— Task instructions —
Update the data below by changing each "data-point-diamond" to "data-marker-diamond" and keeping everything else the same. Leave the pictures out of your answer.

— Element and region data —
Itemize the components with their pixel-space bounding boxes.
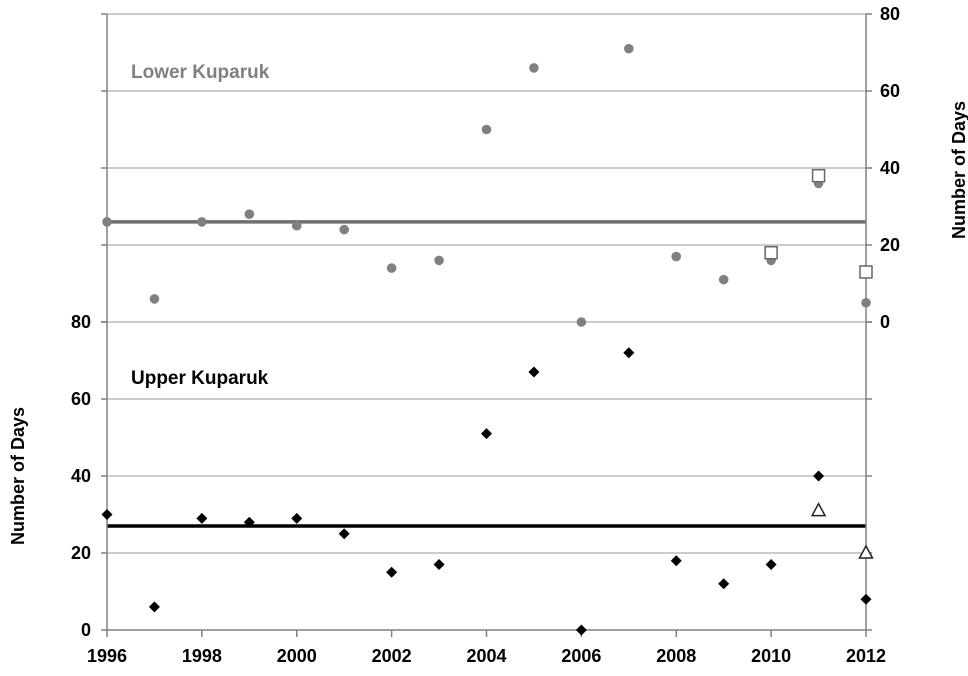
data-point-open-square [764,245,778,260]
right-y-tick-label: 20 [880,235,900,255]
data-point-diamond [670,555,682,567]
data-point-diamond [718,578,730,590]
data-point-diamond [243,516,255,528]
data-point-circle [434,255,444,266]
data-point-diamond [528,366,540,378]
x-tick-label: 2004 [466,646,506,666]
data-point-diamond [860,593,872,605]
lower-kuparuk-label: Lower Kuparuk [131,62,270,83]
right-y-tick-label: 60 [880,81,900,101]
mean-lines [107,220,866,528]
data-point-diamond [338,528,350,540]
data-point-circle [339,224,349,235]
right-y-tick-label: 80 [880,4,900,24]
upper-kuparuk-label: Upper Kuparuk [131,368,269,389]
data-point-diamond [386,566,398,578]
x-tick-label: 2002 [372,646,412,666]
x-tick-label: 2000 [277,646,317,666]
data-point-circle [671,251,682,262]
data-point-open-triangle [810,502,827,517]
data-point-circle [576,317,587,327]
data-point-circle [481,124,492,135]
data-point-diamond [101,509,113,520]
data-point-open-square [811,168,826,183]
data-point-diamond [623,347,635,359]
data-point-circle [718,274,729,285]
data-point-circle [529,63,539,73]
data-point-diamond [433,559,445,571]
data-point-circle [149,294,160,304]
left-y-tick-label: 40 [71,466,91,486]
tick-labels: 0 20 40 60 80 0 20 40 60 80 1996 1998 2000 2002 2004 20… [71,4,900,666]
data-point-open-triangle [858,544,874,559]
data-points [101,43,874,636]
x-tick-label: 2006 [561,646,601,666]
data-point-diamond [291,512,303,524]
left-y-tick-label: 60 [71,389,91,409]
x-tick-label: 2012 [846,646,886,666]
data-point-diamond [196,512,208,524]
data-point-diamond [765,559,777,571]
data-point-diamond [148,601,160,613]
data-point-diamond [813,470,825,482]
left-y-axis-title: Number of Days [8,407,28,545]
data-point-circle [624,43,634,54]
right-y-tick-label: 40 [880,158,900,178]
left-y-tick-label: 80 [71,312,91,332]
right-y-tick-label: 0 [880,312,890,332]
x-tick-label: 2008 [656,646,696,666]
x-tick-label: 1998 [182,646,222,666]
data-point-circle [244,209,255,219]
data-point-circle [386,263,397,273]
data-point-circle [102,217,112,227]
data-point-circle [291,220,302,231]
left-y-tick-label: 0 [81,620,91,640]
gridlines [101,13,872,631]
x-tick-label: 2010 [751,646,791,666]
x-tick-label: 1996 [87,646,127,666]
data-point-diamond [481,428,492,440]
left-y-tick-label: 20 [71,543,91,563]
right-y-axis-title: Number of Days [949,101,968,239]
data-point-circle [861,297,871,308]
data-point-open-square [859,265,873,279]
data-point-diamond [575,624,587,636]
data-point-circle [197,217,207,227]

— The solution —
Itemize the components with their pixel-space bounding boxes.
data-point-open-square [764,245,778,260]
right-y-tick-label: 20 [880,235,900,255]
data-marker-diamond [670,555,682,567]
data-marker-diamond [718,578,730,590]
data-marker-diamond [243,516,255,528]
data-point-circle [434,255,444,266]
data-marker-diamond [528,366,540,378]
x-tick-label: 2004 [466,646,506,666]
data-marker-diamond [860,593,872,605]
lower-kuparuk-label: Lower Kuparuk [131,62,270,83]
right-y-tick-label: 60 [880,81,900,101]
mean-lines [107,220,866,528]
data-marker-diamond [338,528,350,540]
data-point-circle [339,224,349,235]
right-y-tick-label: 80 [880,4,900,24]
upper-kuparuk-label: Upper Kuparuk [131,368,269,389]
data-marker-diamond [386,566,398,578]
x-tick-label: 2002 [372,646,412,666]
x-tick-label: 2000 [277,646,317,666]
data-point-circle [671,251,682,262]
data-point-open-triangle [810,502,827,517]
data-point-circle [576,317,587,327]
data-point-circle [481,124,492,135]
data-marker-diamond [101,509,113,520]
data-point-open-square [811,168,826,183]
data-marker-diamond [623,347,635,359]
data-point-circle [718,274,729,285]
data-point-circle [529,63,539,73]
data-marker-diamond [433,559,445,571]
data-point-circle [149,294,160,304]
left-y-tick-label: 40 [71,466,91,486]
tick-labels: 0 20 40 60 80 0 20 40 60 80 1996 1998 2000 2002 2004 20… [71,4,900,666]
data-point-open-triangle [858,544,874,559]
data-points [101,43,874,636]
x-tick-label: 2006 [561,646,601,666]
data-marker-diamond [291,512,303,524]
left-y-tick-label: 60 [71,389,91,409]
x-tick-label: 2012 [846,646,886,666]
data-marker-diamond [196,512,208,524]
data-marker-diamond [765,559,777,571]
data-marker-diamond [148,601,160,613]
data-marker-diamond [813,470,825,482]
left-y-axis-title: Number of Days [8,407,28,545]
data-point-circle [624,43,634,54]
right-y-tick-label: 40 [880,158,900,178]
left-y-tick-label: 80 [71,312,91,332]
right-y-tick-label: 0 [880,312,890,332]
x-tick-label: 2008 [656,646,696,666]
x-tick-label: 1998 [182,646,222,666]
data-point-circle [244,209,255,219]
data-point-circle [386,263,397,273]
data-point-circle [102,217,112,227]
data-point-circle [291,220,302,231]
left-y-tick-label: 0 [81,620,91,640]
gridlines [101,13,872,631]
x-tick-label: 2010 [751,646,791,666]
x-tick-label: 1996 [87,646,127,666]
data-marker-diamond [481,428,492,440]
left-y-tick-label: 20 [71,543,91,563]
right-y-axis-title: Number of Days [949,101,968,239]
data-point-circle [861,297,871,308]
data-point-open-square [859,265,873,279]
data-marker-diamond [575,624,587,636]
data-point-circle [197,217,207,227]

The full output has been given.